SUPPLIED TEXT:

  8. Adam Tomlinson

    To me the numbers don't make sense anyway. To read Battle of the Atom for example the reading order is: Battle of the Atom 1 All New X-Mem 16 X-Men 5 Uncanny X-Men 12 Wolverine and the X-Men 36 and so. If Amazing returned with 701, reading 700 and 701 concurrently wouldn't make sense. I like the idea of renumbering when a new writer comes on, or after a major status quo change. If you like Matt Fraction, here's his Fantastic Four run, if you like James Robinson, here's his. There's no reason to keep the numbering as Robinson and Fractions story will have less in common than season two and three of Breaking Bad. Well, we don't need to figure it out :) the comic companies haven't even figured out how to make this work.

  9. hornacek

    I've heard the tv analogy many times, but to me it's not apt. A season of tv has a beginning and an end, and then there's a break before the next season ends - during that break there are no new episodes. For a comic, it doesn't stop (unless it's cancelled), it just keeps going on and on. For a comic to say "this issue is #24 and next month is #1 instead of #25" just seems arbitrary and silly to me.

  10. Adam Tomlinson

    I've worried about numbering a lot less since Neil Gaiman commented on the confusion over Doctor Who last year. He's exactly right. It's just a means of identifying things, no greater significance than that. Renumbering makes a certain sense, we restart TV shows every year (season 2 episode 1 etc), but they still celebrate milestone 100 episodes. I'm really looking forward to this as a celebration of one writers vision delivering consistent quality for 14 years.

  11. Nick MB

    I think the only real question is whether they include Superior in the count whenever they return ASM to original numbering. On the one hand, it was the core Spidey title during its run, but on the other, it wasn't Peter. Could go either way, really.

  12. Old Guy

    Wait till they renumber Amazing Spider-Man. They will probably count issues, annuals, point ones, specials and who knows what else and release Amazing Spider-man #800 when the next movie comes out, with eight hundred variant covers.

  13. hornacek

    Oh man, someone is straining to do some explaining! Annuals don't count in the numbering of the monthly issues!

  14. Adam S.

    What counts, more or less, according to Bendis: http://brianmichaelbendis.tumblr.com/post/73553809784/so-since-ultimate-spider-man-200-is-being-released-in

  15. Adam Tomlinson

    If I had to guess I think it's: 187 regular issues 7 issues from the Ultimate 6 mini series 2 issues from Ultimate Requirum 3 annuals To make 199 previous issues. I think they're ignoring the 3 Cataclysm issues, and Ultimate Team-Up and it's Super Special.

  16. hornacek

    Is this #200 an accurate issue count? i.e. if they had never renumbered USM since it first started would this issue actually be #200? I'm guessing that the following month's issue will go back to it's single/double-digit issue number instead of #201 Or is this just some big-number marketing ploy where they just pick a large round number, like a few years ago when they released Deadpool Team-Up #900? And that comic's subsequent issue numbers decreased instead of increased, what was that about?

  17. daniel kibler

    I really liked the ultimate clone saga, in my opinion it carried on the same spark the original clone saga had without being overtly long. I also really enjoyed the first volume which showcased his origin story. Bendis did a good job modernizing it.

REQUIRED ACTION: Copy out the part of the comic-numbering discussion starting at "I've worried about" and ending at "either way, really.", swapping "Doctor Who" for "Sherlock".

Saved entries:
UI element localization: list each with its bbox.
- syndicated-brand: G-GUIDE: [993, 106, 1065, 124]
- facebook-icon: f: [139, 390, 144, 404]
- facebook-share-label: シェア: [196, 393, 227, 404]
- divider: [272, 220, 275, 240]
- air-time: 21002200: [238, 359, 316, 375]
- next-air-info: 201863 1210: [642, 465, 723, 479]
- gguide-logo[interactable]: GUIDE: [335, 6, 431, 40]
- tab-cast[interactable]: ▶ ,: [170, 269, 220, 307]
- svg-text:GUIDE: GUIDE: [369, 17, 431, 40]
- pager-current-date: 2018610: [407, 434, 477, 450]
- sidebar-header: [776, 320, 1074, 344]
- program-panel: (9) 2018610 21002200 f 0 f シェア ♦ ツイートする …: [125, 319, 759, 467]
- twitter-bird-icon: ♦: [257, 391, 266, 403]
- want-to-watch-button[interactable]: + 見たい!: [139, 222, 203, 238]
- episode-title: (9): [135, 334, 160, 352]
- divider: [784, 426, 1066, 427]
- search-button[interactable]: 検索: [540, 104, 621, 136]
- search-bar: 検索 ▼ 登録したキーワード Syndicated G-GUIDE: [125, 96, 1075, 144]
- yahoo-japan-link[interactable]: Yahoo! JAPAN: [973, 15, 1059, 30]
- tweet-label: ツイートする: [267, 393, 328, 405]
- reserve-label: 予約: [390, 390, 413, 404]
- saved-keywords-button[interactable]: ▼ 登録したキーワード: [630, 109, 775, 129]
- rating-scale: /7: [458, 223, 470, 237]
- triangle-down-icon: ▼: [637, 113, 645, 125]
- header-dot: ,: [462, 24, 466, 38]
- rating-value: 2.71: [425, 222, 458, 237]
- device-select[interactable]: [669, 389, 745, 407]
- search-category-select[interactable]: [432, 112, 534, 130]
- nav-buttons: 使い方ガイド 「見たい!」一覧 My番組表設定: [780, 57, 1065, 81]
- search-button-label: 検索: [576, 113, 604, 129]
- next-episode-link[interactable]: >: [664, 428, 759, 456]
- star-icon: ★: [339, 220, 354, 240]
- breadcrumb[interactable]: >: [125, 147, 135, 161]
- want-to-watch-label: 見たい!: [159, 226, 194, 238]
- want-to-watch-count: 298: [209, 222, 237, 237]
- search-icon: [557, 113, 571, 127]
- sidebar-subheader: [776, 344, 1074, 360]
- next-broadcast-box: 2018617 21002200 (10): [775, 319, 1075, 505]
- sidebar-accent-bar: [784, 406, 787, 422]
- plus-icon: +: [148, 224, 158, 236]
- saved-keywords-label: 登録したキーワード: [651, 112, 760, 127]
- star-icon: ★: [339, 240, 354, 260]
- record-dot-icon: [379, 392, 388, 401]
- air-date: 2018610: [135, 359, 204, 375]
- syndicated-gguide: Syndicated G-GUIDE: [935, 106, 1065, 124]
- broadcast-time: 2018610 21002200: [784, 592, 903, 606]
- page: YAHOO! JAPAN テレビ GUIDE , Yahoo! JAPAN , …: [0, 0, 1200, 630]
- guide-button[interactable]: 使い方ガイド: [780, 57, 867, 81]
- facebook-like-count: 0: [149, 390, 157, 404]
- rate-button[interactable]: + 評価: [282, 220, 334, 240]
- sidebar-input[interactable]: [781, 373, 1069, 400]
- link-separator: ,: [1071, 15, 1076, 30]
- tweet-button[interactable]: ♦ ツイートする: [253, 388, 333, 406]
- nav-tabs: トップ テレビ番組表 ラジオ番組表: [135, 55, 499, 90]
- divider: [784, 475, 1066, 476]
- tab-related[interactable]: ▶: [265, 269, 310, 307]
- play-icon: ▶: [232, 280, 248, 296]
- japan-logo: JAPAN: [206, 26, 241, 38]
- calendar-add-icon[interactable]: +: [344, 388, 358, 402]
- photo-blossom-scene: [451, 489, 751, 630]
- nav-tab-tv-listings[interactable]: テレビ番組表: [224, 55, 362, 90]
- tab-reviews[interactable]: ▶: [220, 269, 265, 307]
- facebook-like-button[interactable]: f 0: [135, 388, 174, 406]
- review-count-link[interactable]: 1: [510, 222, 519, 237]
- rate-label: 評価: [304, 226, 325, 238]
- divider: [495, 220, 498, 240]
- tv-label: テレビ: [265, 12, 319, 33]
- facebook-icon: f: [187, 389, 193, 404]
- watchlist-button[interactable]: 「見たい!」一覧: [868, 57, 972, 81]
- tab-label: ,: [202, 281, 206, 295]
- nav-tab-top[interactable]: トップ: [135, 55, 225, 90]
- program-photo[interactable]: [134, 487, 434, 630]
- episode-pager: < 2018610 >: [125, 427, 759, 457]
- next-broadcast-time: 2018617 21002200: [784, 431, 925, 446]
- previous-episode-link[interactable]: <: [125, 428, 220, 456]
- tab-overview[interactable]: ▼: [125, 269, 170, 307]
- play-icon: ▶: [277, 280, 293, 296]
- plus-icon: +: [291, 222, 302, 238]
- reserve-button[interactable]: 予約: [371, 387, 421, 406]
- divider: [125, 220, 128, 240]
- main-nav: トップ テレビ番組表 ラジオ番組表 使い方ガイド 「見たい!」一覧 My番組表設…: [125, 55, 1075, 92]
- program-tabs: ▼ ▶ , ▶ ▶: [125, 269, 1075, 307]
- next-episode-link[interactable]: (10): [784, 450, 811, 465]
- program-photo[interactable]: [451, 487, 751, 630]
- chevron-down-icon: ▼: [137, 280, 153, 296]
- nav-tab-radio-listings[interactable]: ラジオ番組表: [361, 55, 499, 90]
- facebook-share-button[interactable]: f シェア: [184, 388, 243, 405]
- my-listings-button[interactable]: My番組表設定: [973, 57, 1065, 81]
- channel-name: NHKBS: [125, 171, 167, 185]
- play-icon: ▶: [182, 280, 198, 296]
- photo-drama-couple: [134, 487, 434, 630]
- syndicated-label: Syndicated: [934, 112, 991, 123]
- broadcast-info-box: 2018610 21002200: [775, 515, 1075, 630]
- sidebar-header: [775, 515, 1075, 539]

TASK RESPONSE:
I've worried about numbering a lot less since Neil Gaiman commented on the confusion over Sherlock last year. He's exactly right. It's just a means of identifying things, no greater significance than that. Renumbering makes a certain sense, we restart TV shows every year (season 2 episode 1 etc), but they still celebrate milestone 100 episodes. I'm really looking forward to this as a celebration of one writers vision delivering consistent quality for 14 years.

  11. Nick MB

    I think the only real question is whether they include Superior in the count whenever they return ASM to original numbering. On the one hand, it was the core Spidey title during its run, but on the other, it wasn't Peter. Could go either way, really.